Work required
Gather up every line that includes the string "text".

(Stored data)
========================

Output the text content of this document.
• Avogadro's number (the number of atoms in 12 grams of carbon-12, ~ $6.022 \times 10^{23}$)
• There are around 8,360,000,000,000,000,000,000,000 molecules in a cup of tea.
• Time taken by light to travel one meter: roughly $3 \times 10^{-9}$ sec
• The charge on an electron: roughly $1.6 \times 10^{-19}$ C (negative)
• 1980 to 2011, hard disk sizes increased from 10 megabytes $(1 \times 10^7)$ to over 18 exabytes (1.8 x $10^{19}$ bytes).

========================

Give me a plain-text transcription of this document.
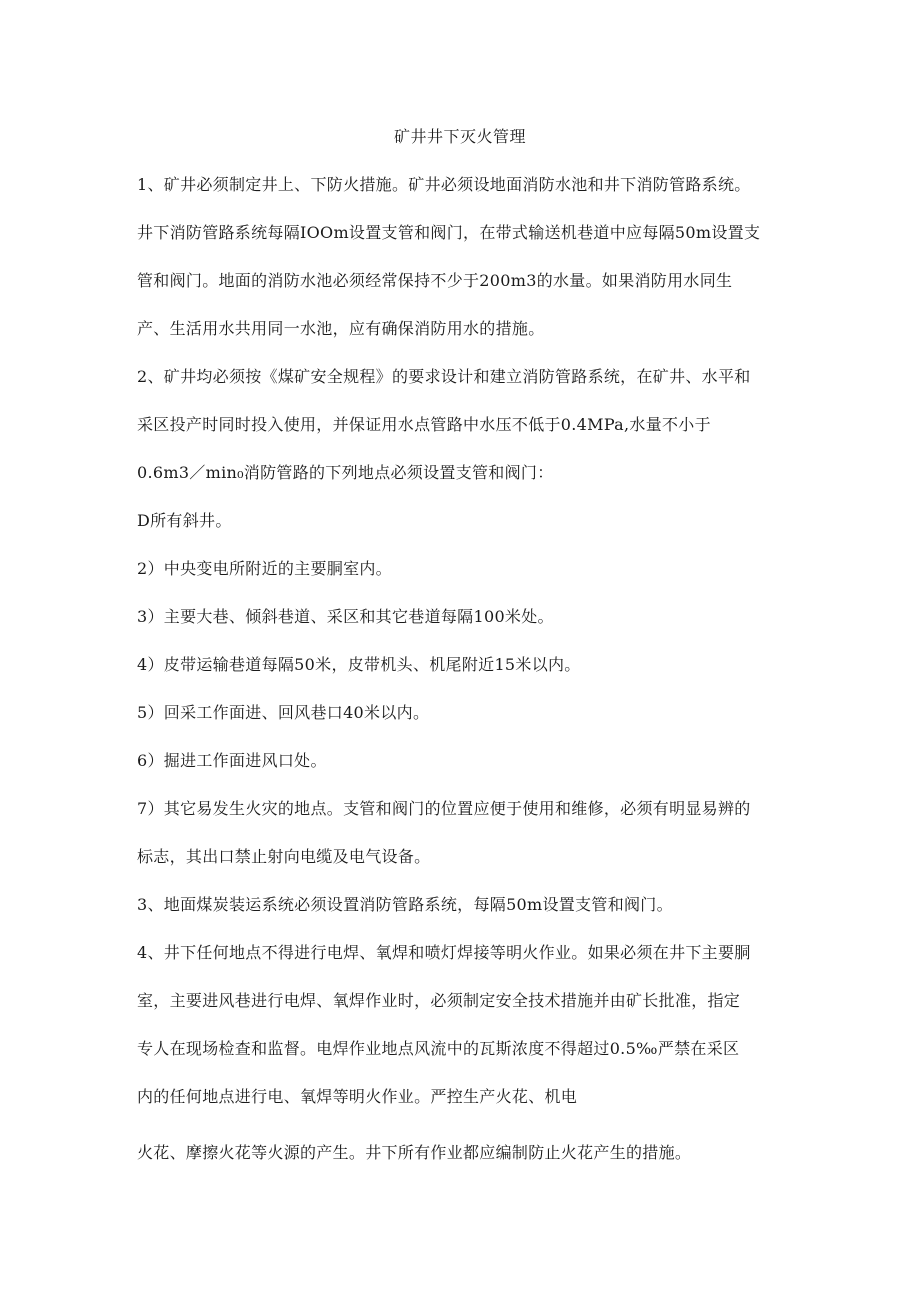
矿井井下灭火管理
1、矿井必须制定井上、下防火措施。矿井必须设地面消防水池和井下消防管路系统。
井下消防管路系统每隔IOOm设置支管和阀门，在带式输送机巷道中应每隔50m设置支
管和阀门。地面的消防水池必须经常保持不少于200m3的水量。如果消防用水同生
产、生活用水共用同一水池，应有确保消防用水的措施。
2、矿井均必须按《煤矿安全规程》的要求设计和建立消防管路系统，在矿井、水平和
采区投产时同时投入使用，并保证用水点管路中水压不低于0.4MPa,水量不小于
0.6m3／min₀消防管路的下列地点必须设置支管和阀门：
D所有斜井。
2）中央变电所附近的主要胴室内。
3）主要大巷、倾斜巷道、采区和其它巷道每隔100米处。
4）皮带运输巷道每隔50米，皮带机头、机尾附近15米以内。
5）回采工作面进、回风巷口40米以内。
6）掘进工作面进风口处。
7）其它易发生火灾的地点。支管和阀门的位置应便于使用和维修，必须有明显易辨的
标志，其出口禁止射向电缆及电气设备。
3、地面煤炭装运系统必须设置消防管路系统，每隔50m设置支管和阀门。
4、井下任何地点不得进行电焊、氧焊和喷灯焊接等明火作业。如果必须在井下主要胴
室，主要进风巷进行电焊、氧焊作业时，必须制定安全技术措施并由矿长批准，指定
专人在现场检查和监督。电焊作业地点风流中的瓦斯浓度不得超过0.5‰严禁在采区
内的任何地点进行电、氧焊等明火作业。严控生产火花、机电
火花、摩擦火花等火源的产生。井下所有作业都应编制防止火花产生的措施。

========================

The response
Output the text content of this document.
Give me a plain-text transcription of this document.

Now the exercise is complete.